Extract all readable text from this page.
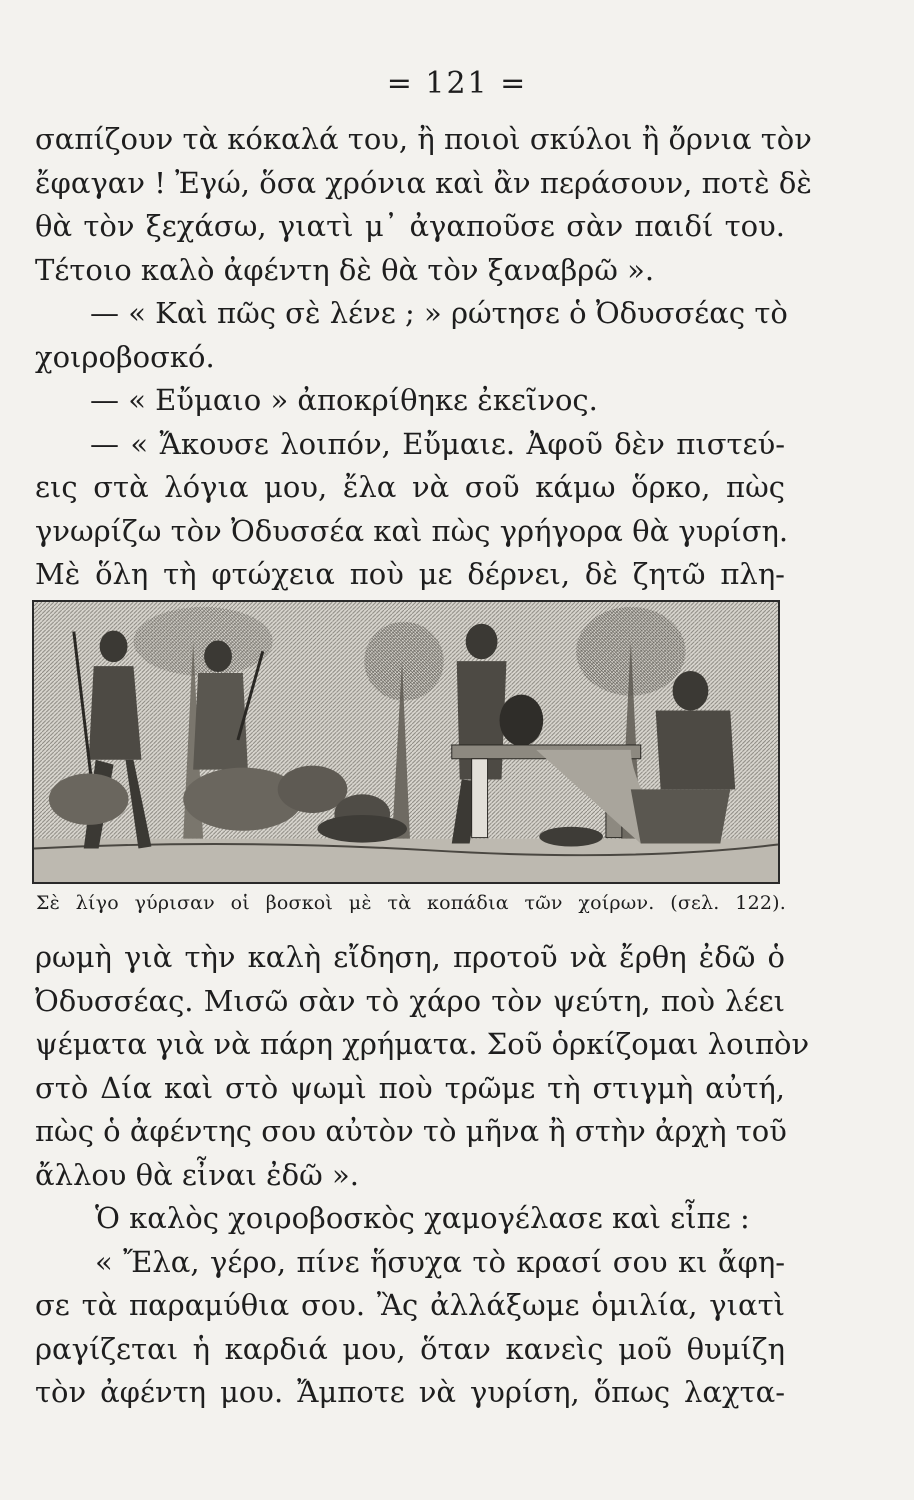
= 121 =
σαπίζουν τὰ κόκαλά του, ἢ ποιοὶ σκύλοι ἢ ὄρνια τὸν
ἔφαγαν ! Ἐγώ, ὅσα χρόνια καὶ ἂν περάσουν, ποτὲ δὲ
θὰ τὸν ξεχάσω, γιατὶ μ᾽ ἀγαποῦσε σὰν παιδί του.
Τέτοιο καλὸ ἀφέντη δὲ θὰ τὸν ξαναβρῶ ».
— « Καὶ πῶς σὲ λένε ; » ρώτησε ὁ Ὀδυσσέας τὸ
χοιροβοσκό.
— « Εὔμαιο » ἀποκρίθηκε ἐκεῖνος.
— « Ἄκουσε λοιπόν, Εὔμαιε. Ἀφοῦ δὲν πιστεύ-
εις στὰ λόγια μου, ἔλα νὰ σοῦ κάμω ὅρκο, πὼς
γνωρίζω τὸν Ὀδυσσέα καὶ πὼς γρήγορα θὰ γυρίση.
Μὲ ὅλη τὴ φτώχεια ποὺ με δέρνει, δὲ ζητῶ πλη-
Σὲ λίγο γύρισαν οἱ βοσκοὶ μὲ τὰ κοπάδια τῶν χοίρων. (σελ. 122).
ρωμὴ γιὰ τὴν καλὴ εἴδηση, προτοῦ νὰ ἔρθη ἐδῶ ὁ
Ὀδυσσέας. Μισῶ σὰν τὸ χάρο τὸν ψεύτη, ποὺ λέει
ψέματα γιὰ νὰ πάρη χρήματα. Σοῦ ὁρκίζομαι λοιπὸν
στὸ Δία καὶ στὸ ψωμὶ ποὺ τρῶμε τὴ στιγμὴ αὐτή,
πὼς ὁ ἀφέντης σου αὐτὸν τὸ μῆνα ἢ στὴν ἀρχὴ τοῦ
ἄλλου θὰ εἶναι ἐδῶ ».
Ὁ καλὸς χοιροβοσκὸς χαμογέλασε καὶ εἶπε :
« Ἔλα, γέρο, πίνε ἥσυχα τὸ κρασί σου κι ἄφη-
σε τὰ παραμύθια σου. Ἂς ἀλλάξωμε ὁμιλία, γιατὶ
ραγίζεται ἡ καρδιά μου, ὅταν κανεὶς μοῦ θυμίζη
τὸν ἀφέντη μου. Ἄμποτε νὰ γυρίση, ὅπως λαχτα-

▶ Aim of the task:
Retype each line of the listing above word for word. Exclude the pictures.

▶ Result:
Extract all readable text from this page.
= 121 =
σαπίζουν τὰ κόκαλά του, ἢ ποιοὶ σκύλοι ἢ ὄρνια τὸν
ἔφαγαν ! Ἐγώ, ὅσα χρόνια καὶ ἂν περάσουν, ποτὲ δὲ
θὰ τὸν ξεχάσω, γιατὶ μ᾽ ἀγαποῦσε σὰν παιδί του.
Τέτοιο καλὸ ἀφέντη δὲ θὰ τὸν ξαναβρῶ ».
— « Καὶ πῶς σὲ λένε ; » ρώτησε ὁ Ὀδυσσέας τὸ
χοιροβοσκό.
— « Εὔμαιο » ἀποκρίθηκε ἐκεῖνος.
— « Ἄκουσε λοιπόν, Εὔμαιε. Ἀφοῦ δὲν πιστεύ-
εις στὰ λόγια μου, ἔλα νὰ σοῦ κάμω ὅρκο, πὼς
γνωρίζω τὸν Ὀδυσσέα καὶ πὼς γρήγορα θὰ γυρίση.
Μὲ ὅλη τὴ φτώχεια ποὺ με δέρνει, δὲ ζητῶ πλη-
Σὲ λίγο γύρισαν οἱ βοσκοὶ μὲ τὰ κοπάδια τῶν χοίρων. (σελ. 122).
ρωμὴ γιὰ τὴν καλὴ εἴδηση, προτοῦ νὰ ἔρθη ἐδῶ ὁ
Ὀδυσσέας. Μισῶ σὰν τὸ χάρο τὸν ψεύτη, ποὺ λέει
ψέματα γιὰ νὰ πάρη χρήματα. Σοῦ ὁρκίζομαι λοιπὸν
στὸ Δία καὶ στὸ ψωμὶ ποὺ τρῶμε τὴ στιγμὴ αὐτή,
πὼς ὁ ἀφέντης σου αὐτὸν τὸ μῆνα ἢ στὴν ἀρχὴ τοῦ
ἄλλου θὰ εἶναι ἐδῶ ».
Ὁ καλὸς χοιροβοσκὸς χαμογέλασε καὶ εἶπε :
« Ἔλα, γέρο, πίνε ἥσυχα τὸ κρασί σου κι ἄφη-
σε τὰ παραμύθια σου. Ἂς ἀλλάξωμε ὁμιλία, γιατὶ
ραγίζεται ἡ καρδιά μου, ὅταν κανεὶς μοῦ θυμίζη
τὸν ἀφέντη μου. Ἄμποτε νὰ γυρίση, ὅπως λαχτα-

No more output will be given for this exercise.